* [TEXT SEGMENT]
-- -- --

We expect that the depositary for any of the securities represented by a registered global security, upon receipt of any payment of principal, premium, interest, dividends or other distribution of underlying securities or other property to holders on that registered global security, will immediately credit participants’ accounts in amounts proportionate to their respective beneficial interests in that registered global security as shown on the records of the depositary. We also expect that payments by participants to owners of beneficial interests in a registered global security held through participants will be governed by standing customer instructions and customary practices, as is now the case with the securities held for the accounts of customers in bearer form or registered in “street name,” and will be the responsibility of those participants.

 

Beneficial owners of securities generally will not receive certificates representing their ownership interests in the securities. However, if the depositary for any of these securities represented by a registered global security is at any time unwilling or unable to continue as depositary or ceases to be a clearing agency registered under the Exchange Act of 1934, as amended, or the Exchange Act, and a successor depositary registered as a clearing agency under the Exchange Act is not appointed by us within 90 days, we will issue securities in definitive form in exchange for the registered global security that had been held by the depositary. Any securities issued in definitive form in exchange for a registered global security will be registered in the name or names that the depositary gives to the relevant trustee, warrant agent, unit agent or other relevant agent of ours or theirs. It is expected that the depositary’s instructions will be based upon directions received by the depositary from participants with respect to ownership of beneficial interests in the registered global security that had been held by the depositary. In addition, we may at any time determine that the securities of any series shall no longer be represented by a global security and will issue securities in definitive form in exchange for such global security pursuant to the procedure described above.

-- -- --

* [WHAT THE EXERCISE ASKS] From the global securities text, please list every type of payment or distribution that the depositary may receive for holders of a registered global security.

* [GIVEN MATERIAL]
-- -- --

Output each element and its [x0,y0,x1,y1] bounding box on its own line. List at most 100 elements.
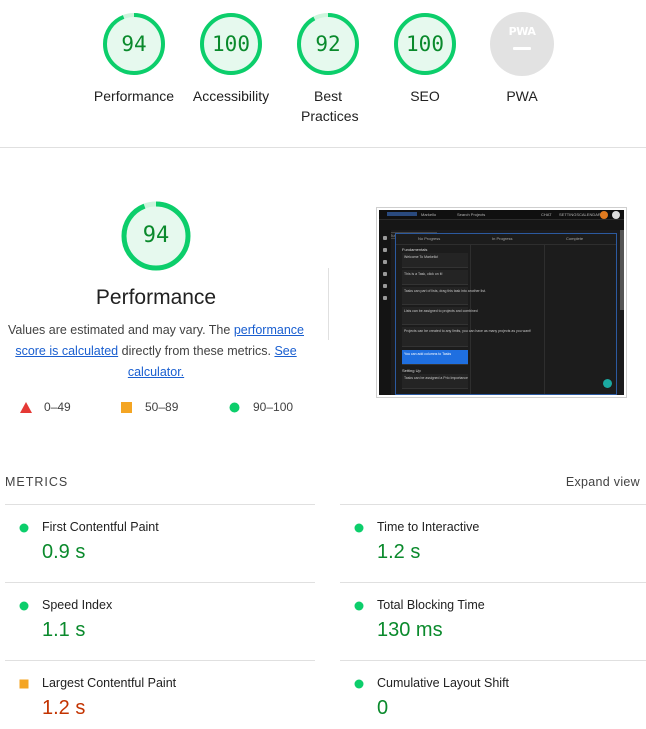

-- -- --

* [FINISHED TASK]
- Principal
- Premium
- Interest
- Dividends
- Other distribution of underlying securities or other property